* Goal *
Each line containing the word "does" should be found and copied.
────────
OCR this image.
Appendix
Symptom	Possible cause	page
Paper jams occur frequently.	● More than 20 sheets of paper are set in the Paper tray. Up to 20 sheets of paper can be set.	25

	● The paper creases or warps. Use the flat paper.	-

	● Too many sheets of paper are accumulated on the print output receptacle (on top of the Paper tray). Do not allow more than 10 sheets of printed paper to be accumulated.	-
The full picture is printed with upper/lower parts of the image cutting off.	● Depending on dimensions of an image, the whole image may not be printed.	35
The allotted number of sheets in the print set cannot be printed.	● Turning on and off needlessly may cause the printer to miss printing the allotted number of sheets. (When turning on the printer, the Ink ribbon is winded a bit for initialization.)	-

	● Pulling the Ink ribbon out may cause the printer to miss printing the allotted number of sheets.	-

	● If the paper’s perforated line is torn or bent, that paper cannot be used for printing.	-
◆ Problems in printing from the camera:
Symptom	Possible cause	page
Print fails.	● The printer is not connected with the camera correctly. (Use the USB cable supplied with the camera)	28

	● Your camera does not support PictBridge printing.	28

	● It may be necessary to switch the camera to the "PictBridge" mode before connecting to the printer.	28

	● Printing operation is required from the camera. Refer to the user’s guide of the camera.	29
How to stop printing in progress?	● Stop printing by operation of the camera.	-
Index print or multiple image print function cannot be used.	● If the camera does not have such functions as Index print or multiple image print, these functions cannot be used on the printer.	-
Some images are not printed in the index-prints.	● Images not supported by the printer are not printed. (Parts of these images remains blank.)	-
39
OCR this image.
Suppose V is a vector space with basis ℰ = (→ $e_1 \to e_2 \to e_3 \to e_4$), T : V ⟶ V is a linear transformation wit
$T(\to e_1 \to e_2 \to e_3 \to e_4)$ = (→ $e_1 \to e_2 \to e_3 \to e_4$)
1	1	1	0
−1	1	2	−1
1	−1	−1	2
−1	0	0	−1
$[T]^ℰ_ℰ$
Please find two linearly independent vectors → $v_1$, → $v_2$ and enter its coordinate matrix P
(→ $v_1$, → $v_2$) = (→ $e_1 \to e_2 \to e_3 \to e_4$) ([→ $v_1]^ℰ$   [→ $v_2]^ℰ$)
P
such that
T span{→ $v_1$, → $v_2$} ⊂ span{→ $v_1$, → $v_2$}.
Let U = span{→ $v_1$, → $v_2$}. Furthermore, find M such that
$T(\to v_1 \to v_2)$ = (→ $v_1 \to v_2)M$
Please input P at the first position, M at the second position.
────────
* Result of the exercise *
	● Your camera does not support PictBridge printing.	28
Index print or multiple image print function cannot be used.	● If the camera does not have such functions as Index print or multiple image print, these functions cannot be used on the printer.	-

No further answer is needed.